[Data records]
------------
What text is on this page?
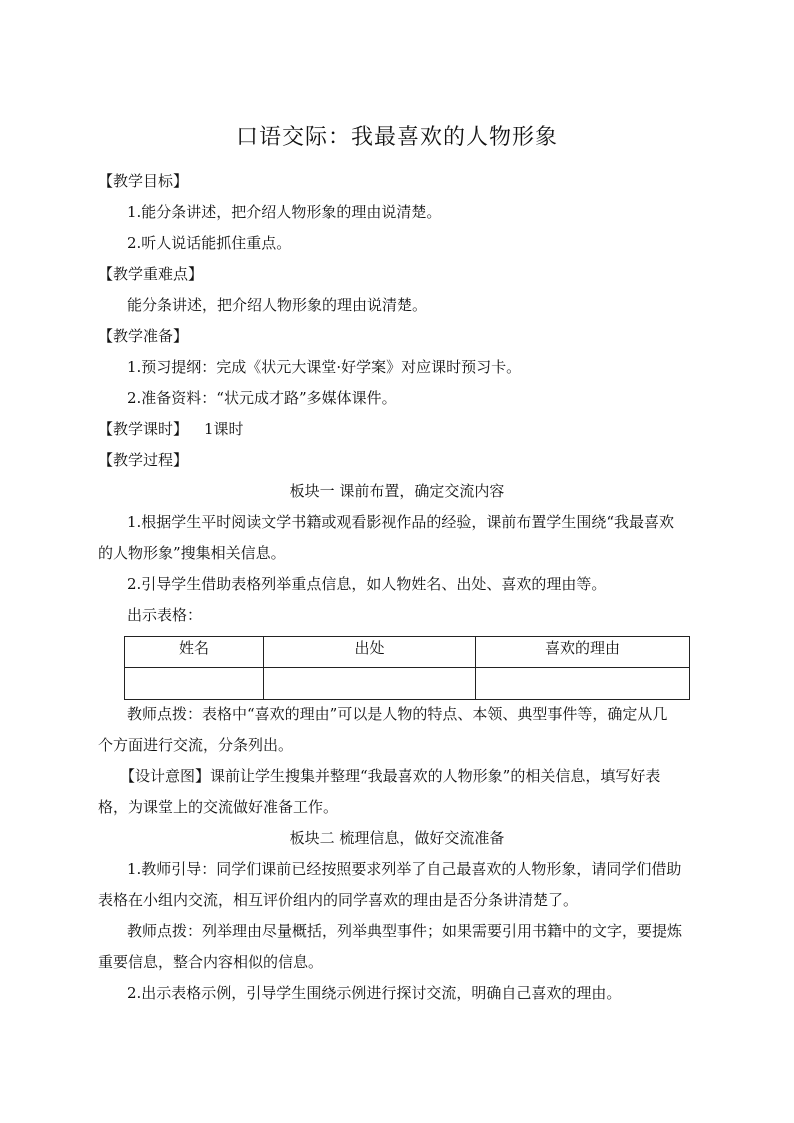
口语交际：我最喜欢的人物形象
【教学目标】
1.能分条讲述，把介绍人物形象的理由说清楚。
2.听人说话能抓住重点。
【教学重难点】
能分条讲述，把介绍人物形象的理由说清楚。
【教学准备】
1.预习提纲：完成《状元大课堂·好学案》对应课时预习卡。
2.准备资料：“状元成才路”多媒体课件。
【教学课时】 1课时
【教学过程】
板块一 课前布置，确定交流内容
1.根据学生平时阅读文学书籍或观看影视作品的经验，课前布置学生围绕“我最喜欢
的人物形象”搜集相关信息。
2.引导学生借助表格列举重点信息，如人物姓名、出处、喜欢的理由等。
出示表格：
姓名	出处	喜欢的理由

教师点拨：表格中“喜欢的理由”可以是人物的特点、本领、典型事件等，确定从几
个方面进行交流，分条列出。
【设计意图】课前让学生搜集并整理“我最喜欢的人物形象”的相关信息，填写好表
格，为课堂上的交流做好准备工作。
板块二 梳理信息，做好交流准备
1.教师引导：同学们课前已经按照要求列举了自己最喜欢的人物形象，请同学们借助
表格在小组内交流，相互评价组内的同学喜欢的理由是否分条讲清楚了。
教师点拨：列举理由尽量概括，列举典型事件；如果需要引用书籍中的文字，要提炼
重要信息，整合内容相似的信息。
2.出示表格示例，引导学生围绕示例进行探讨交流，明确自己喜欢的理由。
------------
Your objective:
Transcribe all of the records above character for character. Exclude the pictures.

Solution to the problem:
What text is on this page?
口语交际：我最喜欢的人物形象
【教学目标】
1.能分条讲述，把介绍人物形象的理由说清楚。
2.听人说话能抓住重点。
【教学重难点】
能分条讲述，把介绍人物形象的理由说清楚。
【教学准备】
1.预习提纲：完成《状元大课堂·好学案》对应课时预习卡。
2.准备资料：“状元成才路”多媒体课件。
【教学课时】 1课时
【教学过程】
板块一 课前布置，确定交流内容
1.根据学生平时阅读文学书籍或观看影视作品的经验，课前布置学生围绕“我最喜欢
的人物形象”搜集相关信息。
2.引导学生借助表格列举重点信息，如人物姓名、出处、喜欢的理由等。
出示表格：
姓名	出处	喜欢的理由

教师点拨：表格中“喜欢的理由”可以是人物的特点、本领、典型事件等，确定从几
个方面进行交流，分条列出。
【设计意图】课前让学生搜集并整理“我最喜欢的人物形象”的相关信息，填写好表
格，为课堂上的交流做好准备工作。
板块二 梳理信息，做好交流准备
1.教师引导：同学们课前已经按照要求列举了自己最喜欢的人物形象，请同学们借助
表格在小组内交流，相互评价组内的同学喜欢的理由是否分条讲清楚了。
教师点拨：列举理由尽量概括，列举典型事件；如果需要引用书籍中的文字，要提炼
重要信息，整合内容相似的信息。
2.出示表格示例，引导学生围绕示例进行探讨交流，明确自己喜欢的理由。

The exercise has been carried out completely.